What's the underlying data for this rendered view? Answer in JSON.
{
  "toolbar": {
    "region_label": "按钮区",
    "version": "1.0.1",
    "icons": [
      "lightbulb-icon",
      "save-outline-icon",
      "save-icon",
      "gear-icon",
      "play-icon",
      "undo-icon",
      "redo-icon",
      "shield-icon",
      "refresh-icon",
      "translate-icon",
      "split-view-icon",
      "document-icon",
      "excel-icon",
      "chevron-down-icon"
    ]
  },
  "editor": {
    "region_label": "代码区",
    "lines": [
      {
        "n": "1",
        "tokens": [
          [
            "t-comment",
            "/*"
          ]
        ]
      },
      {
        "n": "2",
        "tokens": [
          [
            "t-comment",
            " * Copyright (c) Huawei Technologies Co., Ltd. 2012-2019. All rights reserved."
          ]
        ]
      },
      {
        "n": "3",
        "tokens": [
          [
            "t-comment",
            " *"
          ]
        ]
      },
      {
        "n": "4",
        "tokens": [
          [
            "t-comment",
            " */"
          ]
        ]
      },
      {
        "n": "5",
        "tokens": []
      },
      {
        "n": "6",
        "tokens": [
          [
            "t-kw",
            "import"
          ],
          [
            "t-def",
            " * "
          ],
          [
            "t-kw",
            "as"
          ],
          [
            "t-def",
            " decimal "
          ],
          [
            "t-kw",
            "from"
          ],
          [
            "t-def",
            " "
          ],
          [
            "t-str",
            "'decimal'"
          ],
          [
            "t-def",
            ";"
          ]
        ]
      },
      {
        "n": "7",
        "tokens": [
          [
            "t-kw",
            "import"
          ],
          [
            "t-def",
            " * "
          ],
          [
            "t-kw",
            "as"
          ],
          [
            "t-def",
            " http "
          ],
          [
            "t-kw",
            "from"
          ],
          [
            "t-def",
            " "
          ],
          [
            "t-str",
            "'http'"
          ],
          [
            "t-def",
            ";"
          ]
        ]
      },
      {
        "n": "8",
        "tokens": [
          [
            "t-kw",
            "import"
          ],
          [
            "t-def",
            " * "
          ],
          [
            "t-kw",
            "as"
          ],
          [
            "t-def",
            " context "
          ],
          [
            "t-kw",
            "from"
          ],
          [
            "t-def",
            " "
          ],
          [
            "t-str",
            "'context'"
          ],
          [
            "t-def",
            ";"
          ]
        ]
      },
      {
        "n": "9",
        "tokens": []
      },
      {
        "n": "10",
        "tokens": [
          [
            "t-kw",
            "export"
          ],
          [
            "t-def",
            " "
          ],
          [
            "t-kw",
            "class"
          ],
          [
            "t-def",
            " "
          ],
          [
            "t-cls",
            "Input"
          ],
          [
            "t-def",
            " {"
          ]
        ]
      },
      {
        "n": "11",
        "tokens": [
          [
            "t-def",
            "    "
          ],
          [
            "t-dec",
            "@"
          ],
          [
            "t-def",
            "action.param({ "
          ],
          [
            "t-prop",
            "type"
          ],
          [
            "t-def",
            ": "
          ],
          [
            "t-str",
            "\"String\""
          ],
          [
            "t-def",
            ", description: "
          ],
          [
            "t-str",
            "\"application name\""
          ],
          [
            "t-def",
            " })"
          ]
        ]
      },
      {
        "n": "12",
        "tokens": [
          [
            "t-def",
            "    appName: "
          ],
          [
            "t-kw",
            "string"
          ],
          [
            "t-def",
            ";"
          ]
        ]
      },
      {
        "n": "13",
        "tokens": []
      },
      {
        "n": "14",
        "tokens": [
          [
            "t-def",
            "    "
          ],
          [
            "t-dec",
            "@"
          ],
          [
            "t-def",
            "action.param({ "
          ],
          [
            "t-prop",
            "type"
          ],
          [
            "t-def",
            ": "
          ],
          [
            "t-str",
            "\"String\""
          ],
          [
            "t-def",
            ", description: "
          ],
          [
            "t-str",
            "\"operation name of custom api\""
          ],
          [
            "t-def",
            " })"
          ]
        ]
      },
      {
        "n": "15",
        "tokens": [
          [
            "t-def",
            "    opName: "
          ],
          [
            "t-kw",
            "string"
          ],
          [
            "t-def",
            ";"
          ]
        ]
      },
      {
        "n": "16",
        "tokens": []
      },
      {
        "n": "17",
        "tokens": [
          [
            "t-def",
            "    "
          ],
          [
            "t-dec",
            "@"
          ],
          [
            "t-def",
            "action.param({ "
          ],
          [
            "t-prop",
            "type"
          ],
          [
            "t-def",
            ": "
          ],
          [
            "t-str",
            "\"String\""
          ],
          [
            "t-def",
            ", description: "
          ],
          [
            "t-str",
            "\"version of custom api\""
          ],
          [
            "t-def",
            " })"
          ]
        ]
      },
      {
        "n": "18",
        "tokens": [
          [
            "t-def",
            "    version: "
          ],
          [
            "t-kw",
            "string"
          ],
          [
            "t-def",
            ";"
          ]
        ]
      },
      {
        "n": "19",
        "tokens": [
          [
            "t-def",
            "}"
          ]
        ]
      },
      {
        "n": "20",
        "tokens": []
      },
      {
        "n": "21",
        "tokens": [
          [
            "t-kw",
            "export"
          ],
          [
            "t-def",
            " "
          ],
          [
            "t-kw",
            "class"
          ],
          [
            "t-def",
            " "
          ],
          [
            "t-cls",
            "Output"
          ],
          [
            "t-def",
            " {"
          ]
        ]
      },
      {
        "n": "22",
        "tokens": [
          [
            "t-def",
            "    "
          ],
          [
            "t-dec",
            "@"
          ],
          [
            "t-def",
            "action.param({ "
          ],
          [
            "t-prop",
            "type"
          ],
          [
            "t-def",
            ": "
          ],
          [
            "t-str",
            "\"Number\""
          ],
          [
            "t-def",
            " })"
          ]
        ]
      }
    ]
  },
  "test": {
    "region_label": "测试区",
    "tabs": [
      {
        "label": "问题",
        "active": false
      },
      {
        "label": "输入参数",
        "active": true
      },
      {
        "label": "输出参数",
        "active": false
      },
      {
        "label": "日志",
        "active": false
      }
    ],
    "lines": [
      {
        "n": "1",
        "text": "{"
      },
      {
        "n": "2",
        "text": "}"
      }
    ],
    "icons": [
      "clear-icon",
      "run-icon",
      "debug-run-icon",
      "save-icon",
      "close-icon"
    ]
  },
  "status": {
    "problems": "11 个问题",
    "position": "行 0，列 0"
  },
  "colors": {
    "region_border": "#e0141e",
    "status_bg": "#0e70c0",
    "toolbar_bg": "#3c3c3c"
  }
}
┄┄┄┄┄┄
Give all the records again. Match them exactly.

Reply to the task »
What's the underlying data for this rendered view? Answer in JSON.
{
  "toolbar": {
    "region_label": "按钮区",
    "version": "1.0.1",
    "icons": [
      "lightbulb-icon",
      "save-outline-icon",
      "save-icon",
      "gear-icon",
      "play-icon",
      "undo-icon",
      "redo-icon",
      "shield-icon",
      "refresh-icon",
      "translate-icon",
      "split-view-icon",
      "document-icon",
      "excel-icon",
      "chevron-down-icon"
    ]
  },
  "editor": {
    "region_label": "代码区",
    "lines": [
      {
        "n": "1",
        "tokens": [
          [
            "t-comment",
            "/*"
          ]
        ]
      },
      {
        "n": "2",
        "tokens": [
          [
            "t-comment",
            " * Copyright (c) Huawei Technologies Co., Ltd. 2012-2019. All rights reserved."
          ]
        ]
      },
      {
        "n": "3",
        "tokens": [
          [
            "t-comment",
            " *"
          ]
        ]
      },
      {
        "n": "4",
        "tokens": [
          [
            "t-comment",
            " */"
          ]
        ]
      },
      {
        "n": "5",
        "tokens": []
      },
      {
        "n": "6",
        "tokens": [
          [
            "t-kw",
            "import"
          ],
          [
            "t-def",
            " * "
          ],
          [
            "t-kw",
            "as"
          ],
          [
            "t-def",
            " decimal "
          ],
          [
            "t-kw",
            "from"
          ],
          [
            "t-def",
            " "
          ],
          [
            "t-str",
            "'decimal'"
          ],
          [
            "t-def",
            ";"
          ]
        ]
      },
      {
        "n": "7",
        "tokens": [
          [
            "t-kw",
            "import"
          ],
          [
            "t-def",
            " * "
          ],
          [
            "t-kw",
            "as"
          ],
          [
            "t-def",
            " http "
          ],
          [
            "t-kw",
            "from"
          ],
          [
            "t-def",
            " "
          ],
          [
            "t-str",
            "'http'"
          ],
          [
            "t-def",
            ";"
          ]
        ]
      },
      {
        "n": "8",
        "tokens": [
          [
            "t-kw",
            "import"
          ],
          [
            "t-def",
            " * "
          ],
          [
            "t-kw",
            "as"
          ],
          [
            "t-def",
            " context "
          ],
          [
            "t-kw",
            "from"
          ],
          [
            "t-def",
            " "
          ],
          [
            "t-str",
            "'context'"
          ],
          [
            "t-def",
            ";"
          ]
        ]
      },
      {
        "n": "9",
        "tokens": []
      },
      {
        "n": "10",
        "tokens": [
          [
            "t-kw",
            "export"
          ],
          [
            "t-def",
            " "
          ],
          [
            "t-kw",
            "class"
          ],
          [
            "t-def",
            " "
          ],
          [
            "t-cls",
            "Input"
          ],
          [
            "t-def",
            " {"
          ]
        ]
      },
      {
        "n": "11",
        "tokens": [
          [
            "t-def",
            "    "
          ],
          [
            "t-dec",
            "@"
          ],
          [
            "t-def",
            "action.param({ "
          ],
          [
            "t-prop",
            "type"
          ],
          [
            "t-def",
            ": "
          ],
          [
            "t-str",
            "\"String\""
          ],
          [
            "t-def",
            ", description: "
          ],
          [
            "t-str",
            "\"application name\""
          ],
          [
            "t-def",
            " })"
          ]
        ]
      },
      {
        "n": "12",
        "tokens": [
          [
            "t-def",
            "    appName: "
          ],
          [
            "t-kw",
            "string"
          ],
          [
            "t-def",
            ";"
          ]
        ]
      },
      {
        "n": "13",
        "tokens": []
      },
      {
        "n": "14",
        "tokens": [
          [
            "t-def",
            "    "
          ],
          [
            "t-dec",
            "@"
          ],
          [
            "t-def",
            "action.param({ "
          ],
          [
            "t-prop",
            "type"
          ],
          [
            "t-def",
            ": "
          ],
          [
            "t-str",
            "\"String\""
          ],
          [
            "t-def",
            ", description: "
          ],
          [
            "t-str",
            "\"operation name of custom api\""
          ],
          [
            "t-def",
            " })"
          ]
        ]
      },
      {
        "n": "15",
        "tokens": [
          [
            "t-def",
            "    opName: "
          ],
          [
            "t-kw",
            "string"
          ],
          [
            "t-def",
            ";"
          ]
        ]
      },
      {
        "n": "16",
        "tokens": []
      },
      {
        "n": "17",
        "tokens": [
          [
            "t-def",
            "    "
          ],
          [
            "t-dec",
            "@"
          ],
          [
            "t-def",
            "action.param({ "
          ],
          [
            "t-prop",
            "type"
          ],
          [
            "t-def",
            ": "
          ],
          [
            "t-str",
            "\"String\""
          ],
          [
            "t-def",
            ", description: "
          ],
          [
            "t-str",
            "\"version of custom api\""
          ],
          [
            "t-def",
            " })"
          ]
        ]
      },
      {
        "n": "18",
        "tokens": [
          [
            "t-def",
            "    version: "
          ],
          [
            "t-kw",
            "string"
          ],
          [
            "t-def",
            ";"
          ]
        ]
      },
      {
        "n": "19",
        "tokens": [
          [
            "t-def",
            "}"
          ]
        ]
      },
      {
        "n": "20",
        "tokens": []
      },
      {
        "n": "21",
        "tokens": [
          [
            "t-kw",
            "export"
          ],
          [
            "t-def",
            " "
          ],
          [
            "t-kw",
            "class"
          ],
          [
            "t-def",
            " "
          ],
          [
            "t-cls",
            "Output"
          ],
          [
            "t-def",
            " {"
          ]
        ]
      },
      {
        "n": "22",
        "tokens": [
          [
            "t-def",
            "    "
          ],
          [
            "t-dec",
            "@"
          ],
          [
            "t-def",
            "action.param({ "
          ],
          [
            "t-prop",
            "type"
          ],
          [
            "t-def",
            ": "
          ],
          [
            "t-str",
            "\"Number\""
          ],
          [
            "t-def",
            " })"
          ]
        ]
      }
    ]
  },
  "test": {
    "region_label": "测试区",
    "tabs": [
      {
        "label": "问题",
        "active": false
      },
      {
        "label": "输入参数",
        "active": true
      },
      {
        "label": "输出参数",
        "active": false
      },
      {
        "label": "日志",
        "active": false
      }
    ],
    "lines": [
      {
        "n": "1",
        "text": "{"
      },
      {
        "n": "2",
        "text": "}"
      }
    ],
    "icons": [
      "clear-icon",
      "run-icon",
      "debug-run-icon",
      "save-icon",
      "close-icon"
    ]
  },
  "status": {
    "problems": "11 个问题",
    "position": "行 0，列 0"
  },
  "colors": {
    "region_border": "#e0141e",
    "status_bg": "#0e70c0",
    "toolbar_bg": "#3c3c3c"
  }
}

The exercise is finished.